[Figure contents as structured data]
###

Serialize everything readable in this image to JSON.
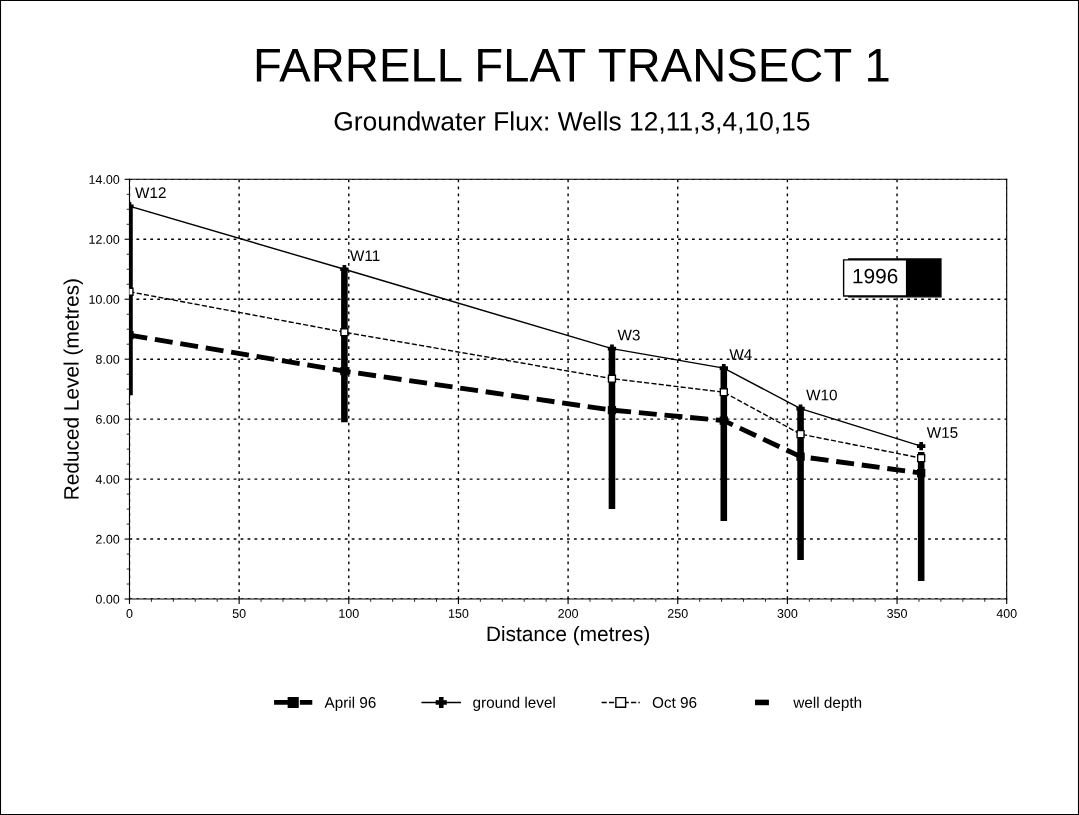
{
  "chart_data": {
    "type": "line",
    "title": "FARRELL FLAT TRANSECT 1",
    "subtitle": "Groundwater Flux: Wells 12,11,3,4,10,15",
    "xlabel": "Distance (metres)",
    "ylabel": "Reduced Level (metres)",
    "x": [
      0,
      98,
      220,
      271,
      306,
      361
    ],
    "series": [
      {
        "name": "April 96",
        "color": "#000000",
        "values": [
          8.8,
          7.6,
          6.3,
          5.95,
          4.75,
          4.2
        ],
        "line_style": "dashed",
        "marker": "square"
      },
      {
        "name": "ground level",
        "color": "#000000",
        "values": [
          13.1,
          11.0,
          8.35,
          7.7,
          6.35,
          5.1
        ],
        "line_style": "solid",
        "marker": "cross"
      },
      {
        "name": "Oct 96",
        "color": "#000000",
        "values": [
          10.25,
          8.9,
          7.35,
          6.9,
          5.5,
          4.7
        ],
        "line_style": "dashed",
        "marker": "square"
      },
      {
        "name": "well depth",
        "type": "bar",
        "color": "#000000",
        "base": [
          6.8,
          5.9,
          3.0,
          2.6,
          1.3,
          0.6
        ],
        "values": [
          6.3,
          5.1,
          5.35,
          5.1,
          5.05,
          4.3
        ]
      }
    ],
    "annotations": [
      {
        "text": "W12",
        "x": 0,
        "y": 13.1
      },
      {
        "text": "W11",
        "x": 98,
        "y": 11.0
      },
      {
        "text": "W3",
        "x": 220,
        "y": 8.35
      },
      {
        "text": "W4",
        "x": 271,
        "y": 7.7
      },
      {
        "text": "W10",
        "x": 306,
        "y": 6.35
      },
      {
        "text": "W15",
        "x": 361,
        "y": 5.1
      },
      "1996"
    ],
    "xlim": [
      0,
      400
    ],
    "xticks": [
      0,
      50,
      100,
      150,
      200,
      250,
      300,
      350,
      400
    ],
    "ylim": [
      0,
      14
    ],
    "yticks": [
      {
        "value": 0,
        "label": "0.00"
      },
      {
        "value": 2,
        "label": "2.00"
      },
      {
        "value": 4,
        "label": "4.00"
      },
      {
        "value": 6,
        "label": "6.00"
      },
      {
        "value": 8,
        "label": "8.00"
      },
      {
        "value": 10,
        "label": "10.00"
      },
      {
        "value": 12,
        "label": "12.00"
      },
      {
        "value": 14,
        "label": "14.00"
      }
    ],
    "grid": true,
    "legend": "bottom"
  }
}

###

— Requirements —
Copy the listing over exactly, skipping the pictures it holds.

— Finished task —
Serialize everything readable in this image to JSON.
{
  "chart_data": {
    "type": "line",
    "title": "FARRELL FLAT TRANSECT 1",
    "subtitle": "Groundwater Flux: Wells 12,11,3,4,10,15",
    "xlabel": "Distance (metres)",
    "ylabel": "Reduced Level (metres)",
    "x": [
      0,
      98,
      220,
      271,
      306,
      361
    ],
    "series": [
      {
        "name": "April 96",
        "color": "#000000",
        "values": [
          8.8,
          7.6,
          6.3,
          5.95,
          4.75,
          4.2
        ],
        "line_style": "dashed",
        "marker": "square"
      },
      {
        "name": "ground level",
        "color": "#000000",
        "values": [
          13.1,
          11.0,
          8.35,
          7.7,
          6.35,
          5.1
        ],
        "line_style": "solid",
        "marker": "cross"
      },
      {
        "name": "Oct 96",
        "color": "#000000",
        "values": [
          10.25,
          8.9,
          7.35,
          6.9,
          5.5,
          4.7
        ],
        "line_style": "dashed",
        "marker": "square"
      },
      {
        "name": "well depth",
        "type": "bar",
        "color": "#000000",
        "base": [
          6.8,
          5.9,
          3.0,
          2.6,
          1.3,
          0.6
        ],
        "values": [
          6.3,
          5.1,
          5.35,
          5.1,
          5.05,
          4.3
        ]
      }
    ],
    "annotations": [
      {
        "text": "W12",
        "x": 0,
        "y": 13.1
      },
      {
        "text": "W11",
        "x": 98,
        "y": 11.0
      },
      {
        "text": "W3",
        "x": 220,
        "y": 8.35
      },
      {
        "text": "W4",
        "x": 271,
        "y": 7.7
      },
      {
        "text": "W10",
        "x": 306,
        "y": 6.35
      },
      {
        "text": "W15",
        "x": 361,
        "y": 5.1
      },
      "1996"
    ],
    "xlim": [
      0,
      400
    ],
    "xticks": [
      0,
      50,
      100,
      150,
      200,
      250,
      300,
      350,
      400
    ],
    "ylim": [
      0,
      14
    ],
    "yticks": [
      {
        "value": 0,
        "label": "0.00"
      },
      {
        "value": 2,
        "label": "2.00"
      },
      {
        "value": 4,
        "label": "4.00"
      },
      {
        "value": 6,
        "label": "6.00"
      },
      {
        "value": 8,
        "label": "8.00"
      },
      {
        "value": 10,
        "label": "10.00"
      },
      {
        "value": 12,
        "label": "12.00"
      },
      {
        "value": 14,
        "label": "14.00"
      }
    ],
    "grid": true,
    "legend": "bottom"
  }
}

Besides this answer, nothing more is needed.